| DIRECTIONS FOR THIS TASK |
Please transcribe the data below exactly. Leave the pictures out.

Stored entries:

━━━━━━━━

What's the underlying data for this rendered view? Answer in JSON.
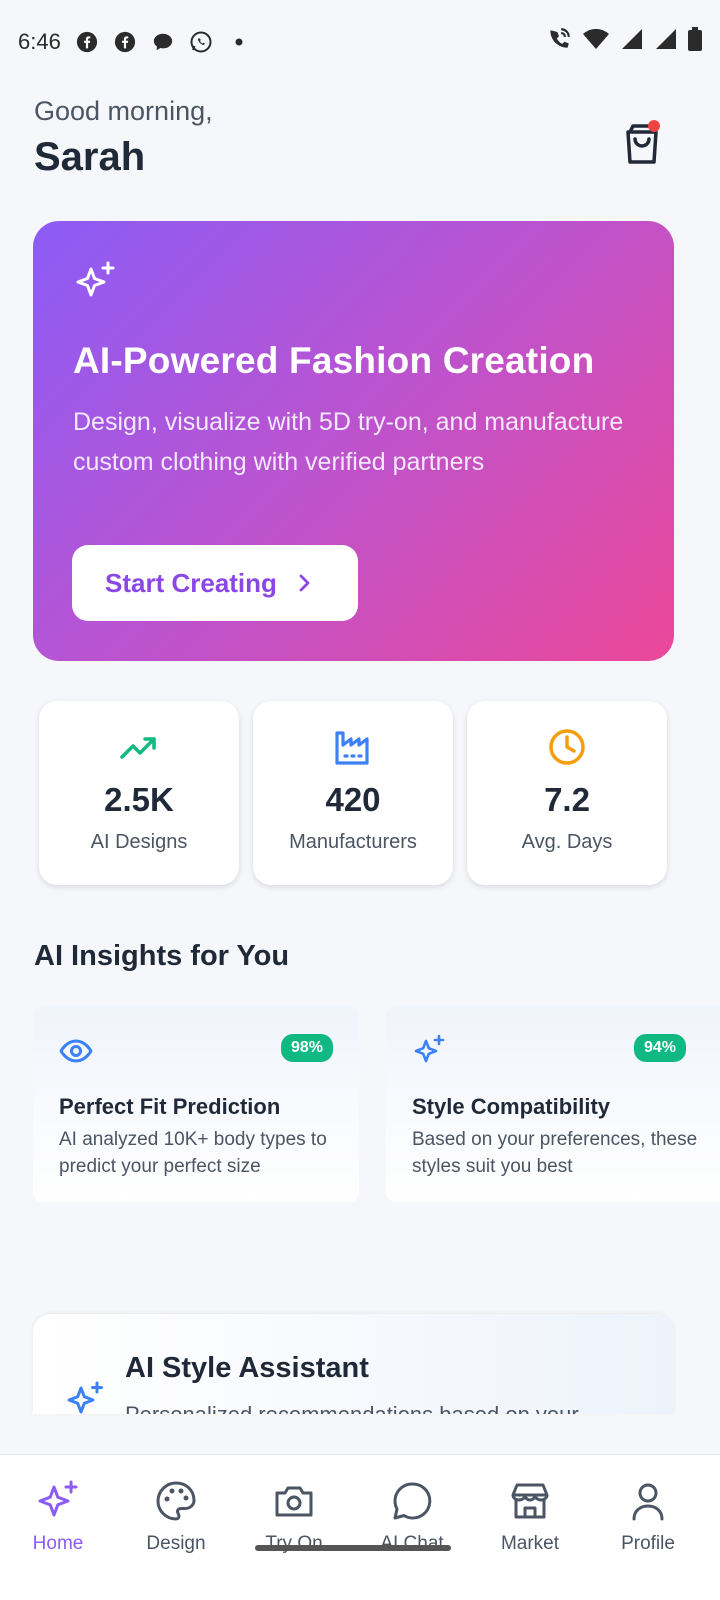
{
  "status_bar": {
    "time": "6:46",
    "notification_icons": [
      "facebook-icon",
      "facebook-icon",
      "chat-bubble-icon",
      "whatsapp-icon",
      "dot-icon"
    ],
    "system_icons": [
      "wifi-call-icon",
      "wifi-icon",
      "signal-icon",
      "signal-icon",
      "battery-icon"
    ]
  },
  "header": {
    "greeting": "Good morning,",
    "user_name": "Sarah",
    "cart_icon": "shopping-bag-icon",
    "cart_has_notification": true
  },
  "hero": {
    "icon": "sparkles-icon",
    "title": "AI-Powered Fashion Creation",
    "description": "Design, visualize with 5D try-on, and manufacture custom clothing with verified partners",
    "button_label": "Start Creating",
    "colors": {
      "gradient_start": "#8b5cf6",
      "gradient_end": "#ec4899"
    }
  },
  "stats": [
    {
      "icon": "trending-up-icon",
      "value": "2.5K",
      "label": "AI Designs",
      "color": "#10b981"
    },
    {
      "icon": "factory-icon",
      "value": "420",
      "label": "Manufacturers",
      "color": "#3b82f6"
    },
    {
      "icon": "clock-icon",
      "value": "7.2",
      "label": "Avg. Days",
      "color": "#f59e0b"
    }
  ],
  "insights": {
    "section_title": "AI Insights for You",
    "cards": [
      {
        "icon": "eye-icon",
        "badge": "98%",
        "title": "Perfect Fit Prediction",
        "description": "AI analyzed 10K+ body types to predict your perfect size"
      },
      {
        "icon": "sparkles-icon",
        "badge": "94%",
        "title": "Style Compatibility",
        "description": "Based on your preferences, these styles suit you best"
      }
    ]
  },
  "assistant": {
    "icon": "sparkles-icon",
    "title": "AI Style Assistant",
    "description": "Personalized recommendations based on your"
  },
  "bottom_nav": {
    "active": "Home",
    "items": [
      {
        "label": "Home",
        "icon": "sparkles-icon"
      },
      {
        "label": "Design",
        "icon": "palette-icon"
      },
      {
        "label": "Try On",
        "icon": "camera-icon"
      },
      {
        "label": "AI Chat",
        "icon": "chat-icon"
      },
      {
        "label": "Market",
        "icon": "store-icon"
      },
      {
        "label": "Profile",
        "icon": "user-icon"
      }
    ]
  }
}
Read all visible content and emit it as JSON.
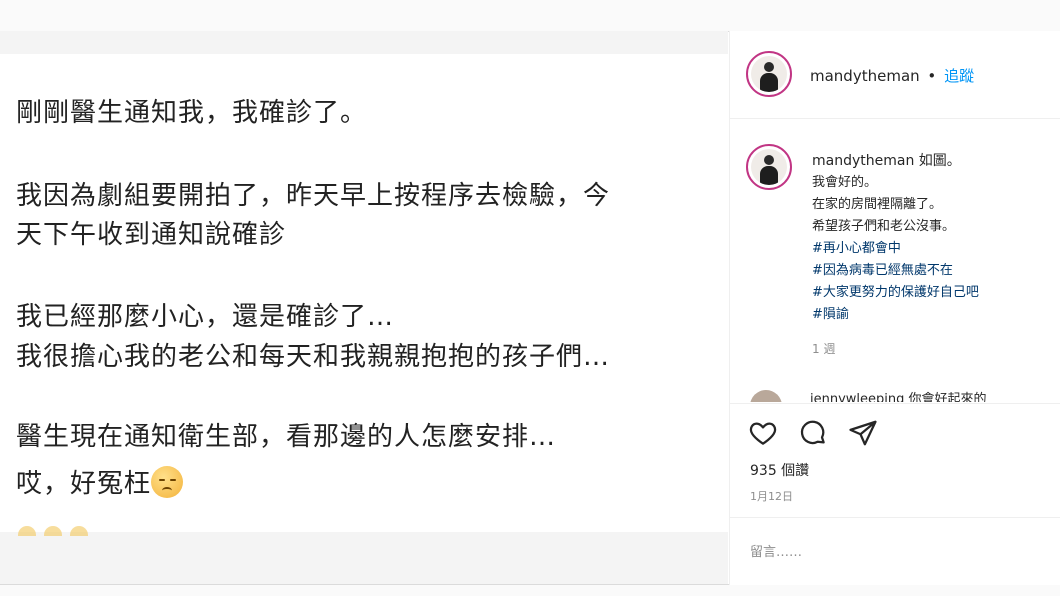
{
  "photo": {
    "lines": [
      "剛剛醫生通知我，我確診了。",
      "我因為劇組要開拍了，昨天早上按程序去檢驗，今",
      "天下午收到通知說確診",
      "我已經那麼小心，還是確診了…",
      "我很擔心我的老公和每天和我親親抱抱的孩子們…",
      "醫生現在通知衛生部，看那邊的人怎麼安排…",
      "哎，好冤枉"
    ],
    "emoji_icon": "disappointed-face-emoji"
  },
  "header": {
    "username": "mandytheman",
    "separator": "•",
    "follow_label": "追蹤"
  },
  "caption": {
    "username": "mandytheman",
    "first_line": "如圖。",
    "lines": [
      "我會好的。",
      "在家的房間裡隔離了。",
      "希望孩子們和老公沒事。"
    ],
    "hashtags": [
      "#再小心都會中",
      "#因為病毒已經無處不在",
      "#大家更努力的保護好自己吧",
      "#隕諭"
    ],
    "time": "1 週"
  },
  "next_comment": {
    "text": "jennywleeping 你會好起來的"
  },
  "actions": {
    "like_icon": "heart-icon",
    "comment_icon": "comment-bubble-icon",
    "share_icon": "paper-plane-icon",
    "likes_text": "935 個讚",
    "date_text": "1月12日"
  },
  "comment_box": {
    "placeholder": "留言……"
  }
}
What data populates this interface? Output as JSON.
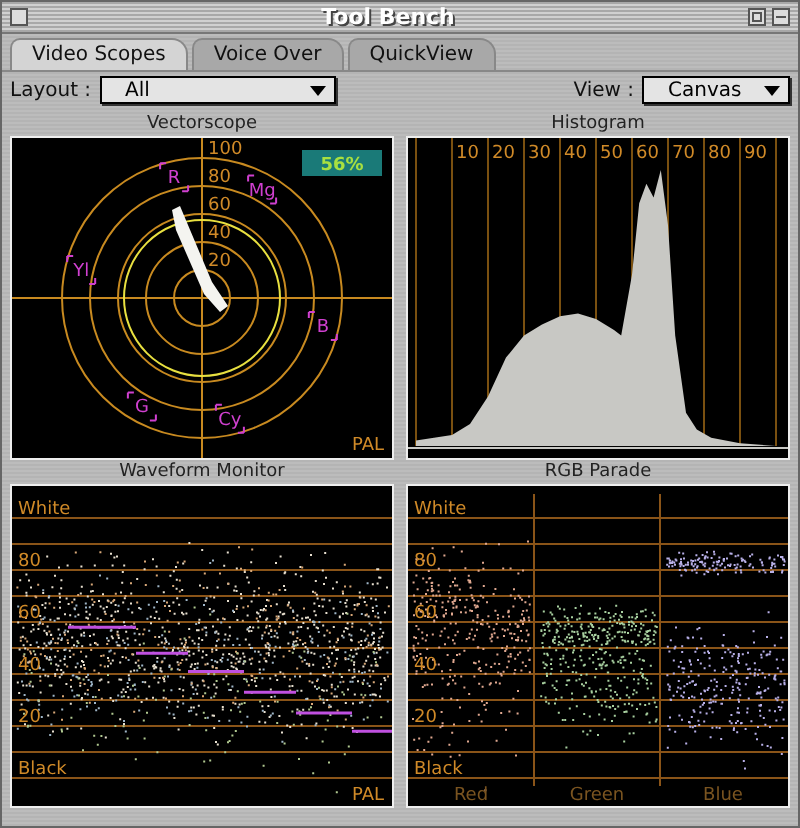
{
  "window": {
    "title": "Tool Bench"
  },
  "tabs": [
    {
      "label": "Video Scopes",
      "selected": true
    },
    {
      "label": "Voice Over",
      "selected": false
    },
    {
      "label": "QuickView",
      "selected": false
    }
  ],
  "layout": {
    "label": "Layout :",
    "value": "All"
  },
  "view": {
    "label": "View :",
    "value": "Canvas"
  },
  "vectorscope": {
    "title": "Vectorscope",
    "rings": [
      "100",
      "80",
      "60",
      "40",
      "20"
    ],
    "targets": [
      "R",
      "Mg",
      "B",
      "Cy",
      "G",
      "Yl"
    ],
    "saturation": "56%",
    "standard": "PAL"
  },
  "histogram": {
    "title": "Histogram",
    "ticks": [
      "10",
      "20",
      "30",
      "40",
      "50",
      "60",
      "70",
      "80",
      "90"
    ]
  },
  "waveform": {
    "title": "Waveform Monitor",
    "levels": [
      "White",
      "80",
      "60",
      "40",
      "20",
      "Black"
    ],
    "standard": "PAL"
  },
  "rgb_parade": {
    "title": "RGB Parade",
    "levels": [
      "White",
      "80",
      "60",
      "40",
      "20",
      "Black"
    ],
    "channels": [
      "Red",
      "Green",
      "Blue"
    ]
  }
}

━━━━━━━━

| SOLUTION TO THE EXERCISE |
What's the underlying data for this rendered view? Answer in JSON.
{
  "status_bar": {
    "time": "6:46",
    "notification_icons": [
      "facebook-icon",
      "facebook-icon",
      "chat-bubble-icon",
      "whatsapp-icon",
      "dot-icon"
    ],
    "system_icons": [
      "wifi-call-icon",
      "wifi-icon",
      "signal-icon",
      "signal-icon",
      "battery-icon"
    ]
  },
  "header": {
    "greeting": "Good morning,",
    "user_name": "Sarah",
    "cart_icon": "shopping-bag-icon",
    "cart_has_notification": true
  },
  "hero": {
    "icon": "sparkles-icon",
    "title": "AI-Powered Fashion Creation",
    "description": "Design, visualize with 5D try-on, and manufacture custom clothing with verified partners",
    "button_label": "Start Creating",
    "colors": {
      "gradient_start": "#8b5cf6",
      "gradient_end": "#ec4899"
    }
  },
  "stats": [
    {
      "icon": "trending-up-icon",
      "value": "2.5K",
      "label": "AI Designs",
      "color": "#10b981"
    },
    {
      "icon": "factory-icon",
      "value": "420",
      "label": "Manufacturers",
      "color": "#3b82f6"
    },
    {
      "icon": "clock-icon",
      "value": "7.2",
      "label": "Avg. Days",
      "color": "#f59e0b"
    }
  ],
  "insights": {
    "section_title": "AI Insights for You",
    "cards": [
      {
        "icon": "eye-icon",
        "badge": "98%",
        "title": "Perfect Fit Prediction",
        "description": "AI analyzed 10K+ body types to predict your perfect size"
      },
      {
        "icon": "sparkles-icon",
        "badge": "94%",
        "title": "Style Compatibility",
        "description": "Based on your preferences, these styles suit you best"
      }
    ]
  },
  "assistant": {
    "icon": "sparkles-icon",
    "title": "AI Style Assistant",
    "description": "Personalized recommendations based on your"
  },
  "bottom_nav": {
    "active": "Home",
    "items": [
      {
        "label": "Home",
        "icon": "sparkles-icon"
      },
      {
        "label": "Design",
        "icon": "palette-icon"
      },
      {
        "label": "Try On",
        "icon": "camera-icon"
      },
      {
        "label": "AI Chat",
        "icon": "chat-icon"
      },
      {
        "label": "Market",
        "icon": "store-icon"
      },
      {
        "label": "Profile",
        "icon": "user-icon"
      }
    ]
  }
}
Read all visible content and emit it as JSON.
{
  "photo": {
    "lines": [
      "剛剛醫生通知我，我確診了。",
      "我因為劇組要開拍了，昨天早上按程序去檢驗，今",
      "天下午收到通知說確診",
      "我已經那麼小心，還是確診了…",
      "我很擔心我的老公和每天和我親親抱抱的孩子們…",
      "醫生現在通知衛生部，看那邊的人怎麼安排…",
      "哎，好冤枉"
    ],
    "emoji_icon": "disappointed-face-emoji"
  },
  "header": {
    "username": "mandytheman",
    "separator": "•",
    "follow_label": "追蹤"
  },
  "caption": {
    "username": "mandytheman",
    "first_line": "如圖。",
    "lines": [
      "我會好的。",
      "在家的房間裡隔離了。",
      "希望孩子們和老公沒事。"
    ],
    "hashtags": [
      "#再小心都會中",
      "#因為病毒已經無處不在",
      "#大家更努力的保護好自己吧",
      "#隕諭"
    ],
    "time": "1 週"
  },
  "next_comment": {
    "text": "jennywleeping 你會好起來的"
  },
  "actions": {
    "like_icon": "heart-icon",
    "comment_icon": "comment-bubble-icon",
    "share_icon": "paper-plane-icon",
    "likes_text": "935 個讚",
    "date_text": "1月12日"
  },
  "comment_box": {
    "placeholder": "留言……"
  }
}
What data populates this interface? Output as JSON.
{
  "window": {
    "title": "Tool Bench"
  },
  "tabs": [
    {
      "label": "Video Scopes",
      "selected": true
    },
    {
      "label": "Voice Over",
      "selected": false
    },
    {
      "label": "QuickView",
      "selected": false
    }
  ],
  "layout": {
    "label": "Layout :",
    "value": "All"
  },
  "view": {
    "label": "View :",
    "value": "Canvas"
  },
  "vectorscope": {
    "title": "Vectorscope",
    "rings": [
      "100",
      "80",
      "60",
      "40",
      "20"
    ],
    "targets": [
      "R",
      "Mg",
      "B",
      "Cy",
      "G",
      "Yl"
    ],
    "saturation": "56%",
    "standard": "PAL"
  },
  "histogram": {
    "title": "Histogram",
    "ticks": [
      "10",
      "20",
      "30",
      "40",
      "50",
      "60",
      "70",
      "80",
      "90"
    ]
  },
  "waveform": {
    "title": "Waveform Monitor",
    "levels": [
      "White",
      "80",
      "60",
      "40",
      "20",
      "Black"
    ],
    "standard": "PAL"
  },
  "rgb_parade": {
    "title": "RGB Parade",
    "levels": [
      "White",
      "80",
      "60",
      "40",
      "20",
      "Black"
    ],
    "channels": [
      "Red",
      "Green",
      "Blue"
    ]
  }
}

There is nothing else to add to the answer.